### Short task
Extract all lines that hold the string "subtitle".

### Dataset content
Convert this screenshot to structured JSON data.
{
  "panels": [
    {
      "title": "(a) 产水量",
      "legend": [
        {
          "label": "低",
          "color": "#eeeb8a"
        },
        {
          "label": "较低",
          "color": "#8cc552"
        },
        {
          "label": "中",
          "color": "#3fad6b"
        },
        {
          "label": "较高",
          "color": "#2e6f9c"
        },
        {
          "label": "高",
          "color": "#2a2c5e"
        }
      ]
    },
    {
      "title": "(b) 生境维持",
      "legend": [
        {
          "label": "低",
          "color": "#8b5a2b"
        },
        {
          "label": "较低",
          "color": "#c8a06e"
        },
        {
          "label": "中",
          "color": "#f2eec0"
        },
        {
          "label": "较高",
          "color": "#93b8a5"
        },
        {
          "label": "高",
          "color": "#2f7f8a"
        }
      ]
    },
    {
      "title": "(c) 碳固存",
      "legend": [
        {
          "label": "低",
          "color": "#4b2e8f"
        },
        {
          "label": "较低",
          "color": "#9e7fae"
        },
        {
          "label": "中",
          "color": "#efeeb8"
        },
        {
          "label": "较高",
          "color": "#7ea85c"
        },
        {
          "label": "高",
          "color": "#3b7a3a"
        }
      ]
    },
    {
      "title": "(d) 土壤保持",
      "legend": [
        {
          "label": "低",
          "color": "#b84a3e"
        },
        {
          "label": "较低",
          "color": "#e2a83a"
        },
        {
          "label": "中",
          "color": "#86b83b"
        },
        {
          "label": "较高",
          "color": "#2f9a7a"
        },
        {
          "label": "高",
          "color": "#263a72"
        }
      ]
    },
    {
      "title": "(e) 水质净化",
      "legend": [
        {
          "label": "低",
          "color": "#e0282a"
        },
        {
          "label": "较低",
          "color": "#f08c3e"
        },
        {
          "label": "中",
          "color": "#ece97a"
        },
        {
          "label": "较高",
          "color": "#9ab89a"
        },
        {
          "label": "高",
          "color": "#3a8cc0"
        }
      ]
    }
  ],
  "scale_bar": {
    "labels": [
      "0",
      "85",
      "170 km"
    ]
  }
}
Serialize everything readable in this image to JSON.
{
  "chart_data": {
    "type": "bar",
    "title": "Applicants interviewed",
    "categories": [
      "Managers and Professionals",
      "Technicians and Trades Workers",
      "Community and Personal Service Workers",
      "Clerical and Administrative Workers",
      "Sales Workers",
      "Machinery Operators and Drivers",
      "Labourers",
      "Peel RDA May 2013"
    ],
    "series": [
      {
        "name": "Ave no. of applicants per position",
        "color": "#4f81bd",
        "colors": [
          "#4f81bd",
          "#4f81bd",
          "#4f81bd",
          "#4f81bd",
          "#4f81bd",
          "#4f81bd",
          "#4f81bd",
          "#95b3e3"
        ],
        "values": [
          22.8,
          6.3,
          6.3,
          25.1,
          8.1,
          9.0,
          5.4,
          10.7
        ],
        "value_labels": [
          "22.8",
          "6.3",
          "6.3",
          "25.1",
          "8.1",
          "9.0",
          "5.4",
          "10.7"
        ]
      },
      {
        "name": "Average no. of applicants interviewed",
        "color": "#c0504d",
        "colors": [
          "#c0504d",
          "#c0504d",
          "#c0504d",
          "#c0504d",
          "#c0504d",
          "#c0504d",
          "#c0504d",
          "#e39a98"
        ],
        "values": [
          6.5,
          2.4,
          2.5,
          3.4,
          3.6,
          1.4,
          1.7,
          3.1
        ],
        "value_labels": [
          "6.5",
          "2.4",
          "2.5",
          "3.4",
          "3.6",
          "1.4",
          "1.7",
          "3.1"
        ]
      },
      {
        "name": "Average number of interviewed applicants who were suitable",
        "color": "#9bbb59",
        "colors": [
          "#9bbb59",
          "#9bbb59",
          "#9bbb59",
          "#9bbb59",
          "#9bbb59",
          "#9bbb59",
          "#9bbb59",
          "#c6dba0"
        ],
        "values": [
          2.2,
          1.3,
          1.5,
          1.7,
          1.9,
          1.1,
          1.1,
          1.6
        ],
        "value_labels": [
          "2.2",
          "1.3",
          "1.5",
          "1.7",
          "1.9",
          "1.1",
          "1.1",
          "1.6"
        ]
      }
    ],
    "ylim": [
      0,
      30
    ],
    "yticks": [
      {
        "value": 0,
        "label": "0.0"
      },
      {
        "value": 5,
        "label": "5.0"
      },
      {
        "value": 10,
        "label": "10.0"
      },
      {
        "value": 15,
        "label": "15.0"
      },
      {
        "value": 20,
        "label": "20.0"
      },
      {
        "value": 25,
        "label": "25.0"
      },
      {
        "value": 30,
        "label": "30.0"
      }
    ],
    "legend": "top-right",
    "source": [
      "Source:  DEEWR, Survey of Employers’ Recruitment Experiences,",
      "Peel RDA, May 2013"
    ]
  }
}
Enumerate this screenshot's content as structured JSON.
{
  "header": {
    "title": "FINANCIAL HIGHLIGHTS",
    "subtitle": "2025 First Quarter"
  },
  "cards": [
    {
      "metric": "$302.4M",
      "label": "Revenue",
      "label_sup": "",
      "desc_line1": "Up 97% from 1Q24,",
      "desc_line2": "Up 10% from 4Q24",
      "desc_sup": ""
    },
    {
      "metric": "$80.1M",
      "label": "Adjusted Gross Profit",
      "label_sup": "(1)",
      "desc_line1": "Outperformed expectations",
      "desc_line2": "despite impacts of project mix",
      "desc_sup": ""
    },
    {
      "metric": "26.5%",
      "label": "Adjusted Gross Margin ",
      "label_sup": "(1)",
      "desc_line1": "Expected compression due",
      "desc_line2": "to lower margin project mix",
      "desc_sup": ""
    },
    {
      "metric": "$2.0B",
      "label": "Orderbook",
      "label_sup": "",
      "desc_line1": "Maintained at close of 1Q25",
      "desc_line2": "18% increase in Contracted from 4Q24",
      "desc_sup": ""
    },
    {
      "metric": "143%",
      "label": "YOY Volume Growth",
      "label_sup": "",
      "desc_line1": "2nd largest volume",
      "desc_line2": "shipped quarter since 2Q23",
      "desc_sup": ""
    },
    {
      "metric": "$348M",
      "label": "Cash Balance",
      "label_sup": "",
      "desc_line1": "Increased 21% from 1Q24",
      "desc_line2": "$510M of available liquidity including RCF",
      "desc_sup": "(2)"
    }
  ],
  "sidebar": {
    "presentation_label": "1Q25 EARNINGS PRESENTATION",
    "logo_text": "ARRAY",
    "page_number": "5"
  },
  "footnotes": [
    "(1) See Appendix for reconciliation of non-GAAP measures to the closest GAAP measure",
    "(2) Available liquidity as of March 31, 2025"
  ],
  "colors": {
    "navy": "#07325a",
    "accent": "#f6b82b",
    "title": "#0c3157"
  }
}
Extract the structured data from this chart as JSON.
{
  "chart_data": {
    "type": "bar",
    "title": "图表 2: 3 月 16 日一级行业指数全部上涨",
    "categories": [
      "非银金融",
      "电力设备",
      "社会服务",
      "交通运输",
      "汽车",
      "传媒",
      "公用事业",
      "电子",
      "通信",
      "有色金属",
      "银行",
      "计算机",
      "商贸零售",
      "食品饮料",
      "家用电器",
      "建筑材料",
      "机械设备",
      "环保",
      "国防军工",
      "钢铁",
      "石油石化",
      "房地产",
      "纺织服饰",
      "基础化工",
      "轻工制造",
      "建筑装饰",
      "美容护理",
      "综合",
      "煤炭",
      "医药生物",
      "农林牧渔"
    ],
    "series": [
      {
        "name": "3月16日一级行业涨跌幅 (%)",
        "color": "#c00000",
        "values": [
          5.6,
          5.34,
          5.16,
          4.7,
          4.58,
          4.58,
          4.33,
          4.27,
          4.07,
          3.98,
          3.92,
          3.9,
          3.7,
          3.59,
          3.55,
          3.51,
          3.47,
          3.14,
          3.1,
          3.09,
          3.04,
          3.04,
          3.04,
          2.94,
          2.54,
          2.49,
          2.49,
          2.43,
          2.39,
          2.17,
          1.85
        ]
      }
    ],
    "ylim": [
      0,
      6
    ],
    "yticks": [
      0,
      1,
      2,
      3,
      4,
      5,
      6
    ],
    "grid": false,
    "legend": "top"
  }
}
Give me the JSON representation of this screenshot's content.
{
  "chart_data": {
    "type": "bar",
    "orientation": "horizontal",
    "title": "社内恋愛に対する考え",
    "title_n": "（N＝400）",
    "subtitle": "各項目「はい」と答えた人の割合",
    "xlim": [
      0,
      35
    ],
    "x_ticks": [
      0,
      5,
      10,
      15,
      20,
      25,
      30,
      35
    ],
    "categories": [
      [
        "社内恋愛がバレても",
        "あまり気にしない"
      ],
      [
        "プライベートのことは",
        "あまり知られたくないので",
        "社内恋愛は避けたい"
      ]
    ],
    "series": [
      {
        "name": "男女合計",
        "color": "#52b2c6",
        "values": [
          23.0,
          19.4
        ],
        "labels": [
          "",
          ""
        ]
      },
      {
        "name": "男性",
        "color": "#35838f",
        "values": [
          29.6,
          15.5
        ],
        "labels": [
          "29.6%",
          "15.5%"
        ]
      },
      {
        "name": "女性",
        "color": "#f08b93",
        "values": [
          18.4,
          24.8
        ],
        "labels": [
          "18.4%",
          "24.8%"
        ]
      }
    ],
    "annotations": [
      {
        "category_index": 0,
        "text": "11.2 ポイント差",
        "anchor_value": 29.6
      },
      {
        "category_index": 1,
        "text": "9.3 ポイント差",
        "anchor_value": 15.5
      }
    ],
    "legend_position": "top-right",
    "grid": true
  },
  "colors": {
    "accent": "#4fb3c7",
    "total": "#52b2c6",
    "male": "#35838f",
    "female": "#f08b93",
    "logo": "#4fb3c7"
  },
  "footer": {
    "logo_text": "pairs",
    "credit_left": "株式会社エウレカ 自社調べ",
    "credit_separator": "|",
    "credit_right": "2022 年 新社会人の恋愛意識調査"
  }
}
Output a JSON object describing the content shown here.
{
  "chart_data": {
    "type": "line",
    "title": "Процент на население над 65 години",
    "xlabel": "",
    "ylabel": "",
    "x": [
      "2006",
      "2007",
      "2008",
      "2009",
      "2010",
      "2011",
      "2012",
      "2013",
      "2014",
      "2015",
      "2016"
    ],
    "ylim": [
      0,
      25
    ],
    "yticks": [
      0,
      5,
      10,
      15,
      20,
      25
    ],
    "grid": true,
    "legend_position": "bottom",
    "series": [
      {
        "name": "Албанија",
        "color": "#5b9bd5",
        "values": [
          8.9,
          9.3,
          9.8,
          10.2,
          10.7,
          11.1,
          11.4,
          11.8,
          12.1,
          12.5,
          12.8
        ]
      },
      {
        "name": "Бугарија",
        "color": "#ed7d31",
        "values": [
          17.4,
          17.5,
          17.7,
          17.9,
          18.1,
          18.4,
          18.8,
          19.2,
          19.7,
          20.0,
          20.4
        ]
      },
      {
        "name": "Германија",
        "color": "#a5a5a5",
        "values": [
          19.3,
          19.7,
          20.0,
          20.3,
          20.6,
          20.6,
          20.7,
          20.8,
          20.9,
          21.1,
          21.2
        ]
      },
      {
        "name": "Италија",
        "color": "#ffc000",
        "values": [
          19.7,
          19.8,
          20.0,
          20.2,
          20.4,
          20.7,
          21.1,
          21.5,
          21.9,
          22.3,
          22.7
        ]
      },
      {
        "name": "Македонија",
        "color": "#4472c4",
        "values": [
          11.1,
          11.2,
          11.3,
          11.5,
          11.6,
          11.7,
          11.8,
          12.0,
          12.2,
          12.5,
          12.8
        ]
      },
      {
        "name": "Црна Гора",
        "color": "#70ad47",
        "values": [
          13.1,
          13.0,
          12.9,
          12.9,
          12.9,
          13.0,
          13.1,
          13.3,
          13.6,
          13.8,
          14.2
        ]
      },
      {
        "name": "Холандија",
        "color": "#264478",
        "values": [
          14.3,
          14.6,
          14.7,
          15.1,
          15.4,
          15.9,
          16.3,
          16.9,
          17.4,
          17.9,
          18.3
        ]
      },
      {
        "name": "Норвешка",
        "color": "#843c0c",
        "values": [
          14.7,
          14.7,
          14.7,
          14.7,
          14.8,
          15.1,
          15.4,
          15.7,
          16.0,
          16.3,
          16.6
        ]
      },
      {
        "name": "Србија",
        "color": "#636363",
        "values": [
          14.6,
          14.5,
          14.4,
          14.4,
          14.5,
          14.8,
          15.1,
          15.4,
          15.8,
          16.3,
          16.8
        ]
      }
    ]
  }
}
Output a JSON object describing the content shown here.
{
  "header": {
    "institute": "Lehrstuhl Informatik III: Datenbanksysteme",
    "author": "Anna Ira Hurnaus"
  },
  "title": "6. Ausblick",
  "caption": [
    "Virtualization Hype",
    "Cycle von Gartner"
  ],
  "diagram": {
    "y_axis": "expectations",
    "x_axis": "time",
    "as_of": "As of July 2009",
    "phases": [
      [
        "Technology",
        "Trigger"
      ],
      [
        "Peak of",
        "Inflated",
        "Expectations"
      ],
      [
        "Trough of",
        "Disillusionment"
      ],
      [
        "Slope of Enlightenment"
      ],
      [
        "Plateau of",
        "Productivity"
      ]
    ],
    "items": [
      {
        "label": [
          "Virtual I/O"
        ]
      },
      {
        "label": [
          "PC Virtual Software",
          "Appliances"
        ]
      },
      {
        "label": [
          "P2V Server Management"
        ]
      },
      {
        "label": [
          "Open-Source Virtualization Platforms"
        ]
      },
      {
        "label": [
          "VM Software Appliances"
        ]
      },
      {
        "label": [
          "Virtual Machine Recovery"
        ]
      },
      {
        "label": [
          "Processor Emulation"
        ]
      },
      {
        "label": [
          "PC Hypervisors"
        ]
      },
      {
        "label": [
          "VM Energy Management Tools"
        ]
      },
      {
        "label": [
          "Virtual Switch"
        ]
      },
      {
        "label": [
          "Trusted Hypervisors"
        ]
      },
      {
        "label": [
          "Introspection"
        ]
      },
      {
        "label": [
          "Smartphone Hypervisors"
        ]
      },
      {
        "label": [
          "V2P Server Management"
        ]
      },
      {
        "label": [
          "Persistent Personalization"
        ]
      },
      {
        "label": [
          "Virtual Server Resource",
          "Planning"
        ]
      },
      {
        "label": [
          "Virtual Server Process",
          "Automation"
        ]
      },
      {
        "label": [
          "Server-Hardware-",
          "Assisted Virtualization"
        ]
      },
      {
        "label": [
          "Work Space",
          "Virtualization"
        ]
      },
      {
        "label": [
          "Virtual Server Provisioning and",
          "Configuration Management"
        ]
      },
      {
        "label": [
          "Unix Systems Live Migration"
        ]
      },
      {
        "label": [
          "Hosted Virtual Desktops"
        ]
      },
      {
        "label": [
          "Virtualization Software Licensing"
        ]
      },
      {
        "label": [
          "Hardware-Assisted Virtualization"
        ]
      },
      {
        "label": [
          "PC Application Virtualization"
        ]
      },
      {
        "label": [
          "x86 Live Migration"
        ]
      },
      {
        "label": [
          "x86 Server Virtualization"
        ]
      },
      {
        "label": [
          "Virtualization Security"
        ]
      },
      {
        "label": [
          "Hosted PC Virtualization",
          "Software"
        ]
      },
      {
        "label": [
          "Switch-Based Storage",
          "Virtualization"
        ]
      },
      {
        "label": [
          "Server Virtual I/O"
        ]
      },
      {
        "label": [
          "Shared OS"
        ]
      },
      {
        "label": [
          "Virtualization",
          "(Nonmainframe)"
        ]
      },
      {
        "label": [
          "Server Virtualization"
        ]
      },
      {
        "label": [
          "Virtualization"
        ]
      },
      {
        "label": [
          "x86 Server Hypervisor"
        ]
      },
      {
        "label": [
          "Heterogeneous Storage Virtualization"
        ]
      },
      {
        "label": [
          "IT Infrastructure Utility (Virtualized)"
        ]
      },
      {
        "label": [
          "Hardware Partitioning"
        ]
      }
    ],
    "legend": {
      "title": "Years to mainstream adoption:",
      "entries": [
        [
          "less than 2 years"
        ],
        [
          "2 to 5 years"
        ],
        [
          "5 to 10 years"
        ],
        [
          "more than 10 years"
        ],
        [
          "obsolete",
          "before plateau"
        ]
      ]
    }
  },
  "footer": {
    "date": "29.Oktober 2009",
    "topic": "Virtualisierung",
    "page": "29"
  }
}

### Complete answer
    "subtitle": "2025 First Quarter"
    "subtitle": "各項目「はい」と答えた人の割合",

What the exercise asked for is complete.